(JOB) Copy every entry precisely.

=-=-=

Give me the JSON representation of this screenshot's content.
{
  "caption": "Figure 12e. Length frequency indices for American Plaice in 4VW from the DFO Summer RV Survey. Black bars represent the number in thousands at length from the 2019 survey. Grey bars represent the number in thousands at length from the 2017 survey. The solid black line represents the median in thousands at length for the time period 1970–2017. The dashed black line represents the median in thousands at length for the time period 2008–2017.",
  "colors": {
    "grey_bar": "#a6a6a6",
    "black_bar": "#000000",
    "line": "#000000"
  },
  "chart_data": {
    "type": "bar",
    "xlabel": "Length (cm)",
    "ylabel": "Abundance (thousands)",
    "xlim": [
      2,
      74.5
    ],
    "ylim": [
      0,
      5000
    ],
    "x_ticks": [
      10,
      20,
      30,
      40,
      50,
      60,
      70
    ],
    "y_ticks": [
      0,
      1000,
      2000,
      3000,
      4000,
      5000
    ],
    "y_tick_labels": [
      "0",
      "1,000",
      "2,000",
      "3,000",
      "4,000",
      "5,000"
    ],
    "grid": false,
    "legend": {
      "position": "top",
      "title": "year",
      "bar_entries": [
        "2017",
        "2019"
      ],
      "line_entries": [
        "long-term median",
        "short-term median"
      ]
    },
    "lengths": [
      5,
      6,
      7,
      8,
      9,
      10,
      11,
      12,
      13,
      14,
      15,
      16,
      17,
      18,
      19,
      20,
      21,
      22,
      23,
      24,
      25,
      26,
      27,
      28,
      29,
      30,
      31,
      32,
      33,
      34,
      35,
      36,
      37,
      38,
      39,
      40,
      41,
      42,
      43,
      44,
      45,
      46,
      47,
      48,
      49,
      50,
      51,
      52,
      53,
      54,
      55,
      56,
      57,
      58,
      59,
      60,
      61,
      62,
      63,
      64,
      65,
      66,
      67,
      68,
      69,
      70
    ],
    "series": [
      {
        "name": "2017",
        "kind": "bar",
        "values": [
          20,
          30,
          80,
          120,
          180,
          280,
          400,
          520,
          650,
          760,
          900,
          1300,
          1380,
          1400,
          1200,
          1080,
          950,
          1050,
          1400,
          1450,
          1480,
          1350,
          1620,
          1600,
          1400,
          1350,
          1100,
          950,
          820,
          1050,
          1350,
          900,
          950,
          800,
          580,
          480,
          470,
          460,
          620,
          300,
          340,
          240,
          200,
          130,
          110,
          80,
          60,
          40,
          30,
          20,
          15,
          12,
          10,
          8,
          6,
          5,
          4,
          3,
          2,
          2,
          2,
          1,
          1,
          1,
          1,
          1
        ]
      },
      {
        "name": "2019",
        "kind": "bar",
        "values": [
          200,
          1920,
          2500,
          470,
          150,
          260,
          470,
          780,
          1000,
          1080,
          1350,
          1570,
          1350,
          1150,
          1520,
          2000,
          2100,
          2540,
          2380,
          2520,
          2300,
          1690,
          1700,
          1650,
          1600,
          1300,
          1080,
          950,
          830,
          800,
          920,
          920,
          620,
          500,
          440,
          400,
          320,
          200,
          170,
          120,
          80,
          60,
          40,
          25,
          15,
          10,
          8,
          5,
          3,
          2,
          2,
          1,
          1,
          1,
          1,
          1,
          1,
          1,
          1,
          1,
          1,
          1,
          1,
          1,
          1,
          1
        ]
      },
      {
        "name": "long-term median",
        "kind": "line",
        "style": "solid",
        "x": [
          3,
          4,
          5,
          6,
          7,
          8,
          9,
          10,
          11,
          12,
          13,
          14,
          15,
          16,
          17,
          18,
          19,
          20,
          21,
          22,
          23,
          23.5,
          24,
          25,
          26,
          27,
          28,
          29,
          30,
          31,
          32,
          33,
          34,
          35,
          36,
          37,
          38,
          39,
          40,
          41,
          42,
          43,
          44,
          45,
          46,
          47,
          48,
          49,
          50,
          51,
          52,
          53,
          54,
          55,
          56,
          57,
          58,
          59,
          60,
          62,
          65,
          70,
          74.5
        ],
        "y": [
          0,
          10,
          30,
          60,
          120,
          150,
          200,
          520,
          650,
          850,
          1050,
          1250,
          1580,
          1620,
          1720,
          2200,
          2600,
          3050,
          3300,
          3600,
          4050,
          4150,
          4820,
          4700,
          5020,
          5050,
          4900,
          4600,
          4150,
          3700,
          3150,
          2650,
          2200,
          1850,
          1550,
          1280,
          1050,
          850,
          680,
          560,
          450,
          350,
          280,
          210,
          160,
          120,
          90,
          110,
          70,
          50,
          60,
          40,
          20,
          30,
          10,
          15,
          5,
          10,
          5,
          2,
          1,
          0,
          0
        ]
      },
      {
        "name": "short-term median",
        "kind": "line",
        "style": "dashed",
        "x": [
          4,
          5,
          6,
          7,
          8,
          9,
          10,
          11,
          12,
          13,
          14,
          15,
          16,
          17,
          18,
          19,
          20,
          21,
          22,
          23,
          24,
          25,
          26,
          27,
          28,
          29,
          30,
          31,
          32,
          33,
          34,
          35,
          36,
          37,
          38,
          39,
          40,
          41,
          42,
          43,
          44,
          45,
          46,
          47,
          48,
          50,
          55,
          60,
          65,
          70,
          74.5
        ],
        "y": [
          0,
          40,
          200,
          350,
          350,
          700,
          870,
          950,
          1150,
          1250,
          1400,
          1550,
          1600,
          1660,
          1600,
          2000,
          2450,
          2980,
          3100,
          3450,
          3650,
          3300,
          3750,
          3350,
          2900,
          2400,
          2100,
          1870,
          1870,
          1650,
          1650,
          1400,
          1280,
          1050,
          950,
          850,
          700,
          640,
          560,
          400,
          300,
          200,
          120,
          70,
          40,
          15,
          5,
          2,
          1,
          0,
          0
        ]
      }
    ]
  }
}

=-=-=

(SOLVED EXERCISE)
Give me the JSON representation of this screenshot's content.
{
  "caption": "Figure 12e. Length frequency indices for American Plaice in 4VW from the DFO Summer RV Survey. Black bars represent the number in thousands at length from the 2019 survey. Grey bars represent the number in thousands at length from the 2017 survey. The solid black line represents the median in thousands at length for the time period 1970–2017. The dashed black line represents the median in thousands at length for the time period 2008–2017.",
  "colors": {
    "grey_bar": "#a6a6a6",
    "black_bar": "#000000",
    "line": "#000000"
  },
  "chart_data": {
    "type": "bar",
    "xlabel": "Length (cm)",
    "ylabel": "Abundance (thousands)",
    "xlim": [
      2,
      74.5
    ],
    "ylim": [
      0,
      5000
    ],
    "x_ticks": [
      10,
      20,
      30,
      40,
      50,
      60,
      70
    ],
    "y_ticks": [
      0,
      1000,
      2000,
      3000,
      4000,
      5000
    ],
    "y_tick_labels": [
      "0",
      "1,000",
      "2,000",
      "3,000",
      "4,000",
      "5,000"
    ],
    "grid": false,
    "legend": {
      "position": "top",
      "title": "year",
      "bar_entries": [
        "2017",
        "2019"
      ],
      "line_entries": [
        "long-term median",
        "short-term median"
      ]
    },
    "lengths": [
      5,
      6,
      7,
      8,
      9,
      10,
      11,
      12,
      13,
      14,
      15,
      16,
      17,
      18,
      19,
      20,
      21,
      22,
      23,
      24,
      25,
      26,
      27,
      28,
      29,
      30,
      31,
      32,
      33,
      34,
      35,
      36,
      37,
      38,
      39,
      40,
      41,
      42,
      43,
      44,
      45,
      46,
      47,
      48,
      49,
      50,
      51,
      52,
      53,
      54,
      55,
      56,
      57,
      58,
      59,
      60,
      61,
      62,
      63,
      64,
      65,
      66,
      67,
      68,
      69,
      70
    ],
    "series": [
      {
        "name": "2017",
        "kind": "bar",
        "values": [
          20,
          30,
          80,
          120,
          180,
          280,
          400,
          520,
          650,
          760,
          900,
          1300,
          1380,
          1400,
          1200,
          1080,
          950,
          1050,
          1400,
          1450,
          1480,
          1350,
          1620,
          1600,
          1400,
          1350,
          1100,
          950,
          820,
          1050,
          1350,
          900,
          950,
          800,
          580,
          480,
          470,
          460,
          620,
          300,
          340,
          240,
          200,
          130,
          110,
          80,
          60,
          40,
          30,
          20,
          15,
          12,
          10,
          8,
          6,
          5,
          4,
          3,
          2,
          2,
          2,
          1,
          1,
          1,
          1,
          1
        ]
      },
      {
        "name": "2019",
        "kind": "bar",
        "values": [
          200,
          1920,
          2500,
          470,
          150,
          260,
          470,
          780,
          1000,
          1080,
          1350,
          1570,
          1350,
          1150,
          1520,
          2000,
          2100,
          2540,
          2380,
          2520,
          2300,
          1690,
          1700,
          1650,
          1600,
          1300,
          1080,
          950,
          830,
          800,
          920,
          920,
          620,
          500,
          440,
          400,
          320,
          200,
          170,
          120,
          80,
          60,
          40,
          25,
          15,
          10,
          8,
          5,
          3,
          2,
          2,
          1,
          1,
          1,
          1,
          1,
          1,
          1,
          1,
          1,
          1,
          1,
          1,
          1,
          1,
          1
        ]
      },
      {
        "name": "long-term median",
        "kind": "line",
        "style": "solid",
        "x": [
          3,
          4,
          5,
          6,
          7,
          8,
          9,
          10,
          11,
          12,
          13,
          14,
          15,
          16,
          17,
          18,
          19,
          20,
          21,
          22,
          23,
          23.5,
          24,
          25,
          26,
          27,
          28,
          29,
          30,
          31,
          32,
          33,
          34,
          35,
          36,
          37,
          38,
          39,
          40,
          41,
          42,
          43,
          44,
          45,
          46,
          47,
          48,
          49,
          50,
          51,
          52,
          53,
          54,
          55,
          56,
          57,
          58,
          59,
          60,
          62,
          65,
          70,
          74.5
        ],
        "y": [
          0,
          10,
          30,
          60,
          120,
          150,
          200,
          520,
          650,
          850,
          1050,
          1250,
          1580,
          1620,
          1720,
          2200,
          2600,
          3050,
          3300,
          3600,
          4050,
          4150,
          4820,
          4700,
          5020,
          5050,
          4900,
          4600,
          4150,
          3700,
          3150,
          2650,
          2200,
          1850,
          1550,
          1280,
          1050,
          850,
          680,
          560,
          450,
          350,
          280,
          210,
          160,
          120,
          90,
          110,
          70,
          50,
          60,
          40,
          20,
          30,
          10,
          15,
          5,
          10,
          5,
          2,
          1,
          0,
          0
        ]
      },
      {
        "name": "short-term median",
        "kind": "line",
        "style": "dashed",
        "x": [
          4,
          5,
          6,
          7,
          8,
          9,
          10,
          11,
          12,
          13,
          14,
          15,
          16,
          17,
          18,
          19,
          20,
          21,
          22,
          23,
          24,
          25,
          26,
          27,
          28,
          29,
          30,
          31,
          32,
          33,
          34,
          35,
          36,
          37,
          38,
          39,
          40,
          41,
          42,
          43,
          44,
          45,
          46,
          47,
          48,
          50,
          55,
          60,
          65,
          70,
          74.5
        ],
        "y": [
          0,
          40,
          200,
          350,
          350,
          700,
          870,
          950,
          1150,
          1250,
          1400,
          1550,
          1600,
          1660,
          1600,
          2000,
          2450,
          2980,
          3100,
          3450,
          3650,
          3300,
          3750,
          3350,
          2900,
          2400,
          2100,
          1870,
          1870,
          1650,
          1650,
          1400,
          1280,
          1050,
          950,
          850,
          700,
          640,
          560,
          400,
          300,
          200,
          120,
          70,
          40,
          15,
          5,
          2,
          1,
          0,
          0
        ]
      }
    ]
  }
}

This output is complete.